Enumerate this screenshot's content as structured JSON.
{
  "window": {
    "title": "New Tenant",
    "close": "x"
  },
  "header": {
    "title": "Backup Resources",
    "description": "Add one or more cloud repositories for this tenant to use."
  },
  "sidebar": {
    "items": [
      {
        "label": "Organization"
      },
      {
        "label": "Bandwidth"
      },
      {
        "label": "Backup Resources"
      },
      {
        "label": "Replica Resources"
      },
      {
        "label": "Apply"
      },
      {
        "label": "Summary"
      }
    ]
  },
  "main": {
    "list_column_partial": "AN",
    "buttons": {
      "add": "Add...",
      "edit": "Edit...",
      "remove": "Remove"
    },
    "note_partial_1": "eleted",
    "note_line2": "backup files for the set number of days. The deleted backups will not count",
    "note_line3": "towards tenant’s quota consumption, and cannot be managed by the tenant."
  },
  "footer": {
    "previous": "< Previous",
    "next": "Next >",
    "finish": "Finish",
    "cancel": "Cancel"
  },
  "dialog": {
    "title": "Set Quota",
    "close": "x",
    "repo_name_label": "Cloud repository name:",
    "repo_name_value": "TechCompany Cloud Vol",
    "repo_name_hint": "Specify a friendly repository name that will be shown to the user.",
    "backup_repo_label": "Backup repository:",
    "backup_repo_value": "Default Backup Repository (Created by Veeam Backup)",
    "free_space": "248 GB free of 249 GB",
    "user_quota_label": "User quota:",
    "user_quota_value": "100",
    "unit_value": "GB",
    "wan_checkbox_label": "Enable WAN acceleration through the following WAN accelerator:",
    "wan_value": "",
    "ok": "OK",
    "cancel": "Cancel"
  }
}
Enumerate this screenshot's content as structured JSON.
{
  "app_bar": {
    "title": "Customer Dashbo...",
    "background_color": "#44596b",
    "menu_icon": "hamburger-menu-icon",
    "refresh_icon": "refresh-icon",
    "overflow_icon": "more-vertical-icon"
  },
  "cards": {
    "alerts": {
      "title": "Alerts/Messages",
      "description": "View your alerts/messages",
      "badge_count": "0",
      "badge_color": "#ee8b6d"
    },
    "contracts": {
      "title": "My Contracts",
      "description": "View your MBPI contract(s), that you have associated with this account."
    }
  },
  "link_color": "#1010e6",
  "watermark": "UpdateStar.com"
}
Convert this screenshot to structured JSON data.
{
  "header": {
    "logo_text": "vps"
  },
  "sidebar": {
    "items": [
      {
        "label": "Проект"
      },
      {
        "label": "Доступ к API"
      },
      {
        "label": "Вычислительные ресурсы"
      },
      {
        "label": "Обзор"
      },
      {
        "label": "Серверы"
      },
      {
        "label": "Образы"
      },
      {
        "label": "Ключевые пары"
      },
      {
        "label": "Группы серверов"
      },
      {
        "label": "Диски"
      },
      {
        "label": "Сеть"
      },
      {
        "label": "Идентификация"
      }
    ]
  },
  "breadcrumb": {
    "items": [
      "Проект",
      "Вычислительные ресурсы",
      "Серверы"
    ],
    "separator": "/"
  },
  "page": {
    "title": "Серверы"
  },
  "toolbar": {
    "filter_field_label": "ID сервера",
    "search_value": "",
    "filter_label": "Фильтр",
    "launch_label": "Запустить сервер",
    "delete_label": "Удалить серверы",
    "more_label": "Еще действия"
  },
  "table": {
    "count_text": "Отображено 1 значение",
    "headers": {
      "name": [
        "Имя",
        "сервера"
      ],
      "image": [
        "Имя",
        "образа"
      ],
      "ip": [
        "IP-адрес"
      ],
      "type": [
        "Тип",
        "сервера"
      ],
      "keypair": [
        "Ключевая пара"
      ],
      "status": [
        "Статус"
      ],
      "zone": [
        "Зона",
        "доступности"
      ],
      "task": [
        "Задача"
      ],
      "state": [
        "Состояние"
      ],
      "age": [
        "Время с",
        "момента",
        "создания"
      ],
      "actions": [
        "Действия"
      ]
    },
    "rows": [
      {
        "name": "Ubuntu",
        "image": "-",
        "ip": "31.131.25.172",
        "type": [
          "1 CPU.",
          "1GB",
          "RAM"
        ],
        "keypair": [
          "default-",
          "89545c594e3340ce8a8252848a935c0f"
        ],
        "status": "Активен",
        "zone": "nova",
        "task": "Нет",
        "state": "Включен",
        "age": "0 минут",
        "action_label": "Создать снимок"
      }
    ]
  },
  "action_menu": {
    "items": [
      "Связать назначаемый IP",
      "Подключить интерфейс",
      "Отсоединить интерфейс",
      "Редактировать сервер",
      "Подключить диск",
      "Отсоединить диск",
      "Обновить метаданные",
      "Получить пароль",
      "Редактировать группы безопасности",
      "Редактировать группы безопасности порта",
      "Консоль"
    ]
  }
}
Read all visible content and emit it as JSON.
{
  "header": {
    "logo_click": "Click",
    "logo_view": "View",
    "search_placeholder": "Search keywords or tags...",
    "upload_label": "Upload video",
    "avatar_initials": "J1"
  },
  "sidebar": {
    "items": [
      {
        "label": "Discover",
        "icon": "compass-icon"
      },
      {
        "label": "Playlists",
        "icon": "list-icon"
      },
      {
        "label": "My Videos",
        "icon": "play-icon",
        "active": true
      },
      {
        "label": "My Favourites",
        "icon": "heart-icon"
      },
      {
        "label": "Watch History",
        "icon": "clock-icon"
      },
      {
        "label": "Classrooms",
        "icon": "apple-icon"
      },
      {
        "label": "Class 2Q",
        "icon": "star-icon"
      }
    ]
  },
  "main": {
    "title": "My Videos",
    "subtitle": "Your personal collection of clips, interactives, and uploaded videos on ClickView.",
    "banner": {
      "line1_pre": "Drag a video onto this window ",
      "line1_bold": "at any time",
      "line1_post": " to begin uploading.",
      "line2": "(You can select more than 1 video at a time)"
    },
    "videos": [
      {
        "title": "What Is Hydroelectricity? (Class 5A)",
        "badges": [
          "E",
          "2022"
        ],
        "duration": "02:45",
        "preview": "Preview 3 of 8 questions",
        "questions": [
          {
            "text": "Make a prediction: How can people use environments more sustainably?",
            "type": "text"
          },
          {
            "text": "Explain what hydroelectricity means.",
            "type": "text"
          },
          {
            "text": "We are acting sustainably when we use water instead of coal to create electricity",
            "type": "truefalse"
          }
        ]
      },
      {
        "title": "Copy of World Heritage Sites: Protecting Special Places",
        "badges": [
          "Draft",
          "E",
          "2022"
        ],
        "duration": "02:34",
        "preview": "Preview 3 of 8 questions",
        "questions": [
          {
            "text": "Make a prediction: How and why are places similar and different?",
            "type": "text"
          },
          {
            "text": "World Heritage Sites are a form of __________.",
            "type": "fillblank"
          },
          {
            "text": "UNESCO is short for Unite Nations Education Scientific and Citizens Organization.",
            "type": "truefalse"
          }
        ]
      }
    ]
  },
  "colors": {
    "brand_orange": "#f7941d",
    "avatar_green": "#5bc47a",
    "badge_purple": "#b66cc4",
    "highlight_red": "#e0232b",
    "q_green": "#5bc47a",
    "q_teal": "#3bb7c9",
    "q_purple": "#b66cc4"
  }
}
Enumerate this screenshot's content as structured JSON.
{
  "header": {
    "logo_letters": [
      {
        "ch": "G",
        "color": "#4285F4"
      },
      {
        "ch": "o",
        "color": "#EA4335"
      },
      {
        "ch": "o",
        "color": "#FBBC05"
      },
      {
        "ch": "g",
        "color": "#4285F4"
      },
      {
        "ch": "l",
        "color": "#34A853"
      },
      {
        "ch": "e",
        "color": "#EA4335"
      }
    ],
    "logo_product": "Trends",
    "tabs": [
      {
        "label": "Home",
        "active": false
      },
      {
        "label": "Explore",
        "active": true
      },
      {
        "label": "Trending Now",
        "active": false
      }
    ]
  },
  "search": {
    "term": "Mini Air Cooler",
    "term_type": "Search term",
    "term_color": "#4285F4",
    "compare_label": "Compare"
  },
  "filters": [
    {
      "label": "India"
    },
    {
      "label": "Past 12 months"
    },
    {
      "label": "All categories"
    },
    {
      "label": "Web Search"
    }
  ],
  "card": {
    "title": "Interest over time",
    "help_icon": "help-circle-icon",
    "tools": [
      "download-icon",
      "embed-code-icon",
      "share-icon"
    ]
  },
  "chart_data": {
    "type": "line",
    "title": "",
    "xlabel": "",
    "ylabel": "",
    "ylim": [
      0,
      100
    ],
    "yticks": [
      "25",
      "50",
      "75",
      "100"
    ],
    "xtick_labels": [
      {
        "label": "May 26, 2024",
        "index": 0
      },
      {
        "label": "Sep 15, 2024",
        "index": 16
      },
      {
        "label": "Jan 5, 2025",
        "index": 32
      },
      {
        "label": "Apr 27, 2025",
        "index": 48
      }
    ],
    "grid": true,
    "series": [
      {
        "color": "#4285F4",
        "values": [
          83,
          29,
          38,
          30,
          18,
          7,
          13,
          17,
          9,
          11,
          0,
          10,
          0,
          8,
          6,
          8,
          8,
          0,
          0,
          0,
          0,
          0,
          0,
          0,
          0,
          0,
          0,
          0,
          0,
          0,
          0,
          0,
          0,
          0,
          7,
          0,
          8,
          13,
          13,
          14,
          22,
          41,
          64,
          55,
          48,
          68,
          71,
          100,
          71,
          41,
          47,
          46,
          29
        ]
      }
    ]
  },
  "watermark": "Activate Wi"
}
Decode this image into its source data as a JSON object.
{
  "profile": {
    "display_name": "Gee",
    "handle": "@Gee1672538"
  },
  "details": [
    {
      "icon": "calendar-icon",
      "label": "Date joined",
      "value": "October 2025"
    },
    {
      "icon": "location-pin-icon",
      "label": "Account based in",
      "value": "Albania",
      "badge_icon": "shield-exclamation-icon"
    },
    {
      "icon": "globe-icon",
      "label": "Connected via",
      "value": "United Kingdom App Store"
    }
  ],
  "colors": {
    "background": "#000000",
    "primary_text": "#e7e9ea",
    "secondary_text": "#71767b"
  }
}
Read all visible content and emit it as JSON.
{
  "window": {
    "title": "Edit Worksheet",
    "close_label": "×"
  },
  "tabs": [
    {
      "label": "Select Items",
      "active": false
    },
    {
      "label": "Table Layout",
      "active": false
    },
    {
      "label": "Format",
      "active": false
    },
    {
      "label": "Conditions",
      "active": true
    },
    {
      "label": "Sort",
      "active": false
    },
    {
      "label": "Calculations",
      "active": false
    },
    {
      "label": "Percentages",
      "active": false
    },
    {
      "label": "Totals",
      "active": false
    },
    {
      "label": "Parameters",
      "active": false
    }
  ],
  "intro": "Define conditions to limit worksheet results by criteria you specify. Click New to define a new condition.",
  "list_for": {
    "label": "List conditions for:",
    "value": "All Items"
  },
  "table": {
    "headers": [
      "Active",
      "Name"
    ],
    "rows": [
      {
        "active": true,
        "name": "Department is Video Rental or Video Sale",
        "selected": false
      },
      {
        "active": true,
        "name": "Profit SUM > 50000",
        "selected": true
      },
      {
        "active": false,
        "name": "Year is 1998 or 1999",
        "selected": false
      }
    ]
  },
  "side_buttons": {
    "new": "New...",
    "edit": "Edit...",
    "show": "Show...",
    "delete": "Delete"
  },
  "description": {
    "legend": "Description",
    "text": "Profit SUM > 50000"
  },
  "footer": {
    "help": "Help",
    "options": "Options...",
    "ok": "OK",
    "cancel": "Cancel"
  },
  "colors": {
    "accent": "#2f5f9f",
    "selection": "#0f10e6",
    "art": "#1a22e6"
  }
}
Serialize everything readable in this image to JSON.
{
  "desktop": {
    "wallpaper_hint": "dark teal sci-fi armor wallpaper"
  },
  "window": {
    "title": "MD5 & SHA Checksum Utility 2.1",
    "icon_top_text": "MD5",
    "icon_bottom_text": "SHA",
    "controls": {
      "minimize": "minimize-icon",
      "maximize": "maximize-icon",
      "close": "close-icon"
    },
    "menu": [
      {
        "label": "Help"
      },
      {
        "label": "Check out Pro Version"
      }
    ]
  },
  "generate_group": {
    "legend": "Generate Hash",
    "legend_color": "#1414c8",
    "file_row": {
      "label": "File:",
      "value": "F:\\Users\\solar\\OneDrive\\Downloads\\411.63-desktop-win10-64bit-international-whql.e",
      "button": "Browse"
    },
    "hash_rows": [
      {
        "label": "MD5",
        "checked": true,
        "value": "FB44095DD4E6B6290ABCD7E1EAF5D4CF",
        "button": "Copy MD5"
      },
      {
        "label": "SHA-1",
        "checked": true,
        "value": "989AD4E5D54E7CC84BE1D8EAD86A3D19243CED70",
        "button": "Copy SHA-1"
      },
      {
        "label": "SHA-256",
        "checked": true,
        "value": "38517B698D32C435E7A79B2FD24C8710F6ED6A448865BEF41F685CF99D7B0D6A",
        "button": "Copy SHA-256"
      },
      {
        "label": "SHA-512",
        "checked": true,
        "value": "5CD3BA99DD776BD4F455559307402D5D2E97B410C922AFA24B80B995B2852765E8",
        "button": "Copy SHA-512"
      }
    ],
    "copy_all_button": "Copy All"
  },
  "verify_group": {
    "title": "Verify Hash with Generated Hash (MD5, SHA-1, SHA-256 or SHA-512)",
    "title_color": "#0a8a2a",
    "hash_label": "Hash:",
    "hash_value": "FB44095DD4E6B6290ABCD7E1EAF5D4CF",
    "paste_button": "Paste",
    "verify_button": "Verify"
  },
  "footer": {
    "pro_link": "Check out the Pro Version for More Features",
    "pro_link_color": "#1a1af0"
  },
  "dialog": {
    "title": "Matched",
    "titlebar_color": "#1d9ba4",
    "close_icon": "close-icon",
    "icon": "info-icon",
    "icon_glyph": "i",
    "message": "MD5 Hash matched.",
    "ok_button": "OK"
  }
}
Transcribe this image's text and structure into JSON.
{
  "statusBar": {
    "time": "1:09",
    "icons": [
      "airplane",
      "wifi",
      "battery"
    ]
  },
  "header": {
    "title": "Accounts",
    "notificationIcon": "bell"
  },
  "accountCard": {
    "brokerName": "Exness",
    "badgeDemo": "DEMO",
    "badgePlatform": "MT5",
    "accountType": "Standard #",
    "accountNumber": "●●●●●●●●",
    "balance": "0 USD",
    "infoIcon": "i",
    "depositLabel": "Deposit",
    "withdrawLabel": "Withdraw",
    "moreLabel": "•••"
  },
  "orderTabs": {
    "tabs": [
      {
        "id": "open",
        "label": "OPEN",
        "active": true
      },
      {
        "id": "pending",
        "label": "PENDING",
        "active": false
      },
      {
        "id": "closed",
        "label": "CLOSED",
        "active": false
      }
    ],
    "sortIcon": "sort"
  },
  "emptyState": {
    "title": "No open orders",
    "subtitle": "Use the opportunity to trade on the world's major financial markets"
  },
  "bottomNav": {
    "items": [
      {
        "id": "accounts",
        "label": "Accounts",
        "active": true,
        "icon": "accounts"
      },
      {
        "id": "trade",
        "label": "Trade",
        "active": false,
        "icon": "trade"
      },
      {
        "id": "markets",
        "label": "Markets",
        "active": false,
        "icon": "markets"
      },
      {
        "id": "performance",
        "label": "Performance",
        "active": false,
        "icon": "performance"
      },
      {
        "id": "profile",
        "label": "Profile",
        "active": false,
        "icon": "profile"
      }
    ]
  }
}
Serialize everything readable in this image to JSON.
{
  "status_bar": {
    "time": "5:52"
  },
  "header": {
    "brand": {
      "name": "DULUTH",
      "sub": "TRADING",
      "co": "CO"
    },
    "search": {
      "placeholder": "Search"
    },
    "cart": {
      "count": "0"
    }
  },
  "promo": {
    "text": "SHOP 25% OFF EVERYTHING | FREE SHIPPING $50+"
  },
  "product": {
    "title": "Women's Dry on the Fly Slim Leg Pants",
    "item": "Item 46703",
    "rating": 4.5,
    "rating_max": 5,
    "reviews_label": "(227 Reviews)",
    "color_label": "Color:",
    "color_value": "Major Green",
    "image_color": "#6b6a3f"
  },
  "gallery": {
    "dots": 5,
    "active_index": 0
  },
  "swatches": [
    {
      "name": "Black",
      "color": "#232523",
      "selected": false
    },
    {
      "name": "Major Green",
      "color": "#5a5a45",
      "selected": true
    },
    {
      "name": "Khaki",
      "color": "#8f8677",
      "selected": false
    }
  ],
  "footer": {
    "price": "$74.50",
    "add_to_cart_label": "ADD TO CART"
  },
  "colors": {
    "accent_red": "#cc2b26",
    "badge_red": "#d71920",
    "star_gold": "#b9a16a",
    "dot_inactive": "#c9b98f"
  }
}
——————————
What to work on:
Determine the number of lines in the listing that hold the word "Resources", and supply that number and nothing further.

In response:
3